━━━ Information supplied ━━━

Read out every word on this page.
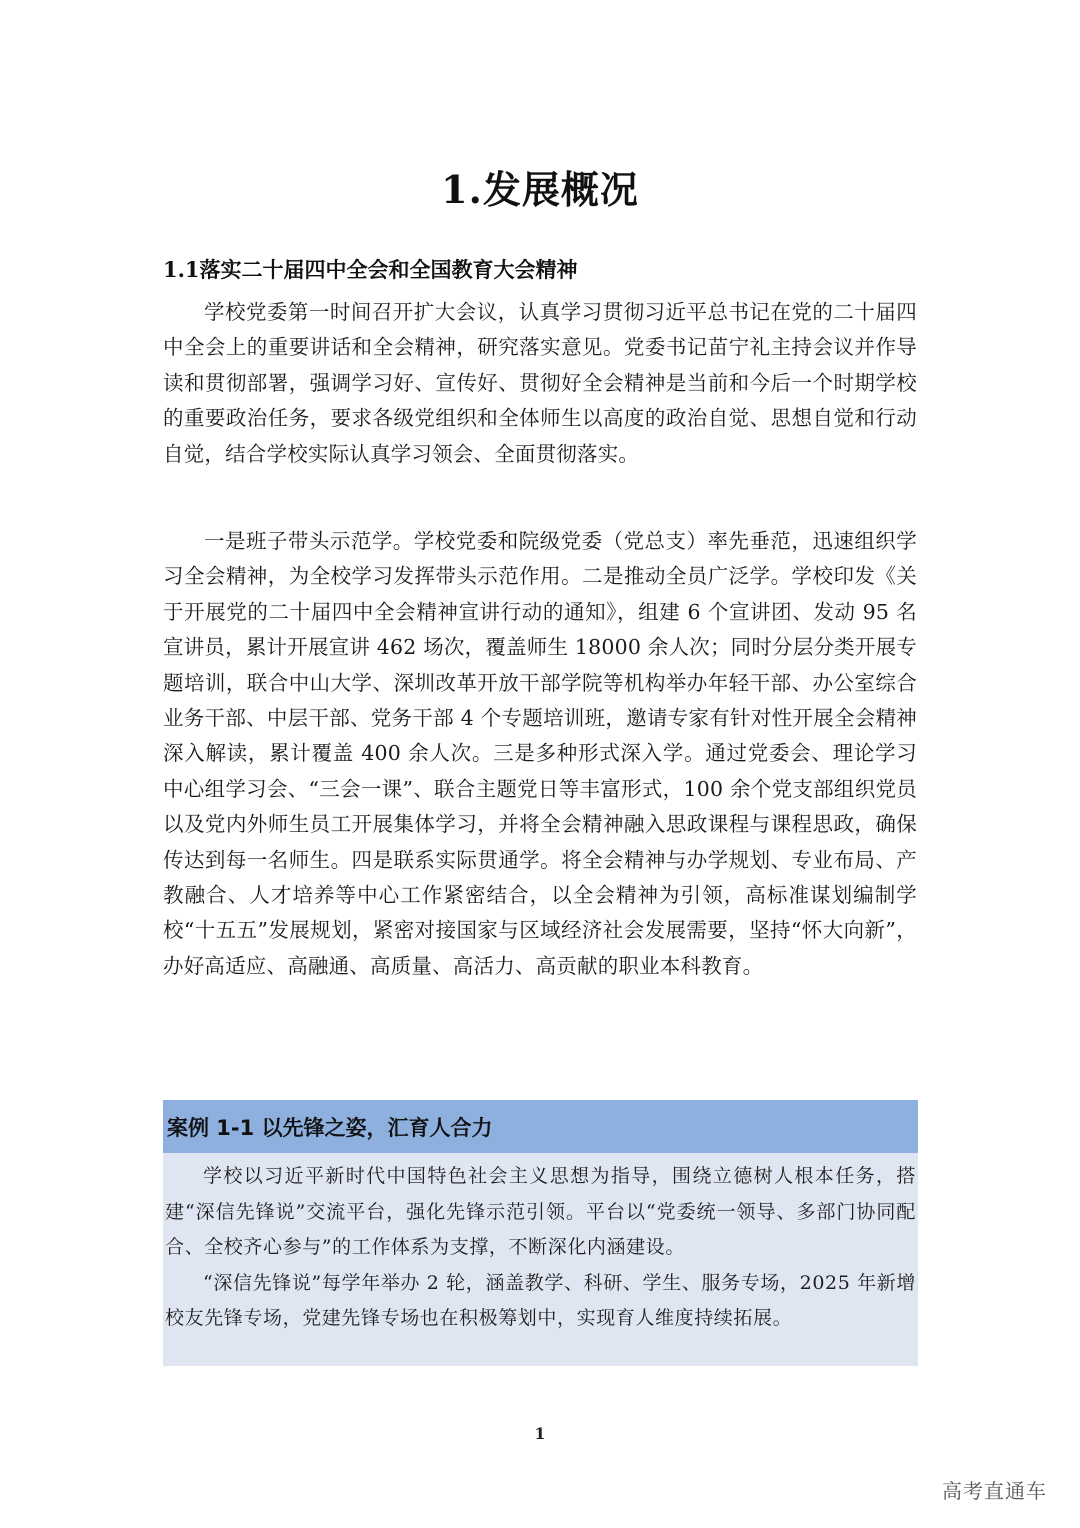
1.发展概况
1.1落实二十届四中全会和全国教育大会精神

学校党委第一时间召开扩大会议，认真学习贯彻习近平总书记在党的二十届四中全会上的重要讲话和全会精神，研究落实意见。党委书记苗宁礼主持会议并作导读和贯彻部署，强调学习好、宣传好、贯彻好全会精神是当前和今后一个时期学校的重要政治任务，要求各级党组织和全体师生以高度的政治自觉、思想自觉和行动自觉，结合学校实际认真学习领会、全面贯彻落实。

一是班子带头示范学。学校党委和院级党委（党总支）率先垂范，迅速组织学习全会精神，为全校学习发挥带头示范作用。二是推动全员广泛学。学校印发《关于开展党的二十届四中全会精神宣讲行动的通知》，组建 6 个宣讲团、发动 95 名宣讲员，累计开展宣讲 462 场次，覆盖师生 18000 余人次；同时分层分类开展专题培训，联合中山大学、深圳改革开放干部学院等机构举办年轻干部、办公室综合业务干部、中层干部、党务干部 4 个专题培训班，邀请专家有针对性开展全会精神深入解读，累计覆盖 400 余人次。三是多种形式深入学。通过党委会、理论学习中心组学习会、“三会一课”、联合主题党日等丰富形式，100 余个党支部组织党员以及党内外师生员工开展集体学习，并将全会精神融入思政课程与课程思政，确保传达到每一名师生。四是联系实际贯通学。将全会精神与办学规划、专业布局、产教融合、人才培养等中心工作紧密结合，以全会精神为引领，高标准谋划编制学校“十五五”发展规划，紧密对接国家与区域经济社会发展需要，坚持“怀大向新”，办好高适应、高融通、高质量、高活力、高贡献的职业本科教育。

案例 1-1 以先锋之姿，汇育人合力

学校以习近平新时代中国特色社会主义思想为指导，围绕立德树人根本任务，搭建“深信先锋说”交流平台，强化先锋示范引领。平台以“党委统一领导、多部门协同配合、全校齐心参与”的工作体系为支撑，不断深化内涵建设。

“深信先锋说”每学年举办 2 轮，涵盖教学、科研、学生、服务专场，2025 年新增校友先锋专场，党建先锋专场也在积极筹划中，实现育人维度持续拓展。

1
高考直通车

━━━
━━━ Information supplied ━━━

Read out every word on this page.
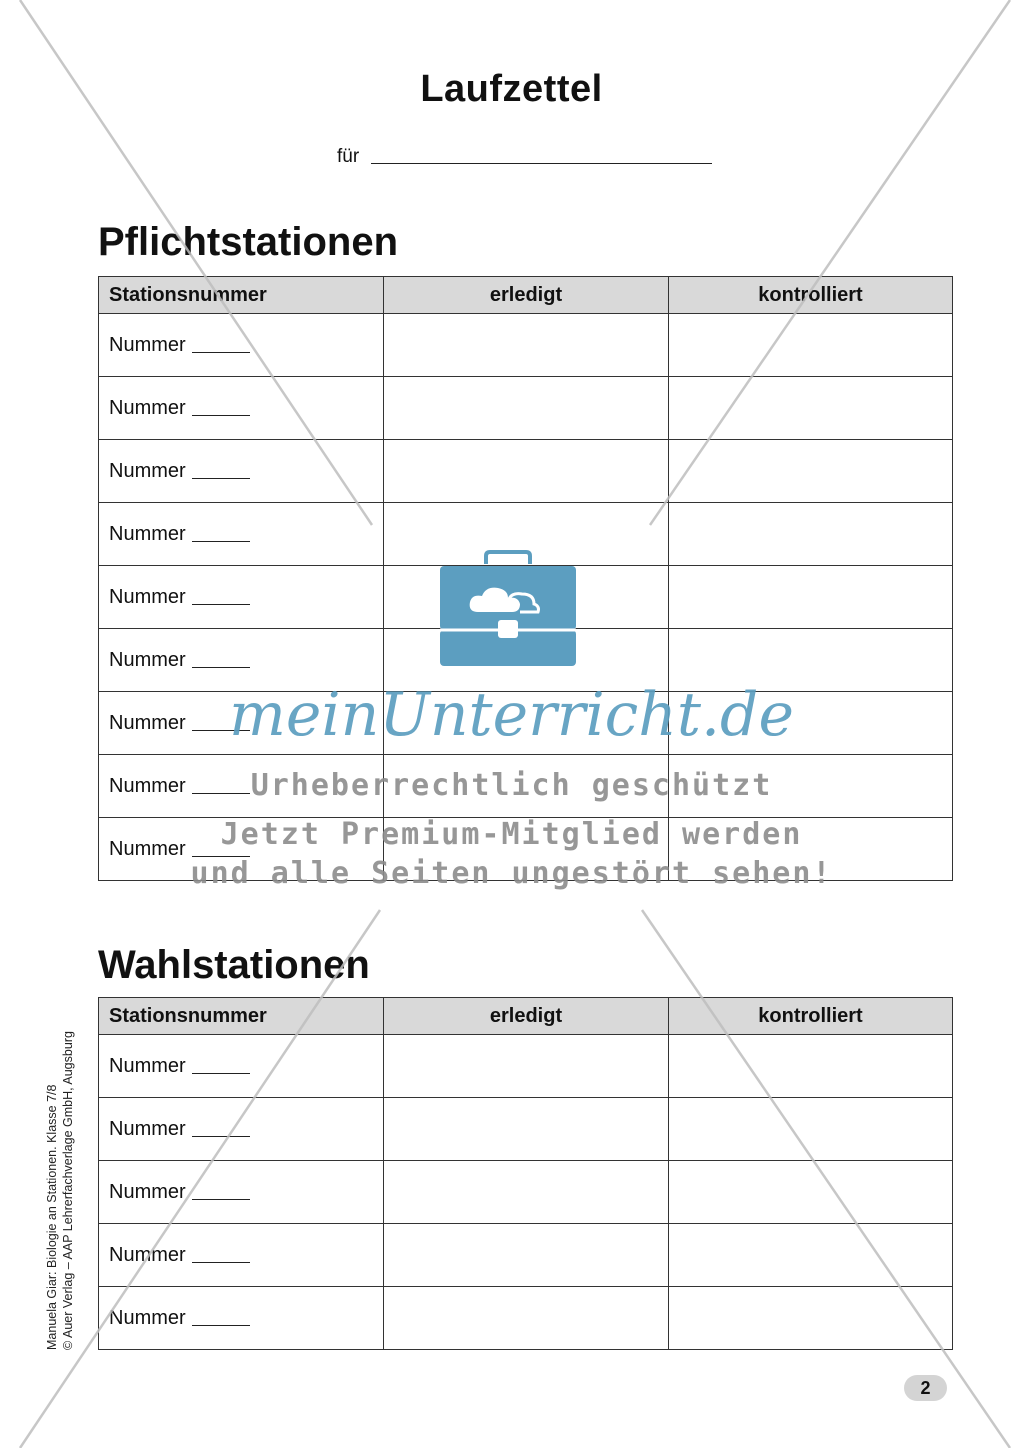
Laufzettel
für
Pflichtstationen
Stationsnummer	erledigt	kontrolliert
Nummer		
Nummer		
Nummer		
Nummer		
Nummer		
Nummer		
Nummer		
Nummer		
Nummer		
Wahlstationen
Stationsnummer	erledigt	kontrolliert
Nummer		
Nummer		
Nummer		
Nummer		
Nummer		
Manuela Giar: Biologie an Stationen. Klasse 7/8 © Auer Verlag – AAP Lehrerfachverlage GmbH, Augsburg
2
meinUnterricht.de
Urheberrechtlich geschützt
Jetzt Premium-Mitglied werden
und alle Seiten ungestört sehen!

━━━

### [Task directions]
In the entries above, find each line with the string "深信先锋说" and copy it.

### [Correct answer]
学校以习近平新时代中国特色社会主义思想为指导，围绕立德树人根本任务，搭建“深信先锋说”交流平台，强化先锋示范引领。平台以“党委统一领导、多部门协同配合、全校齐心参与”的工作体系为支撑，不断深化内涵建设。
“深信先锋说”每学年举办 2 轮，涵盖教学、科研、学生、服务专场，2025 年新增校友先锋专场，党建先锋专场也在积极筹划中，实现育人维度持续拓展。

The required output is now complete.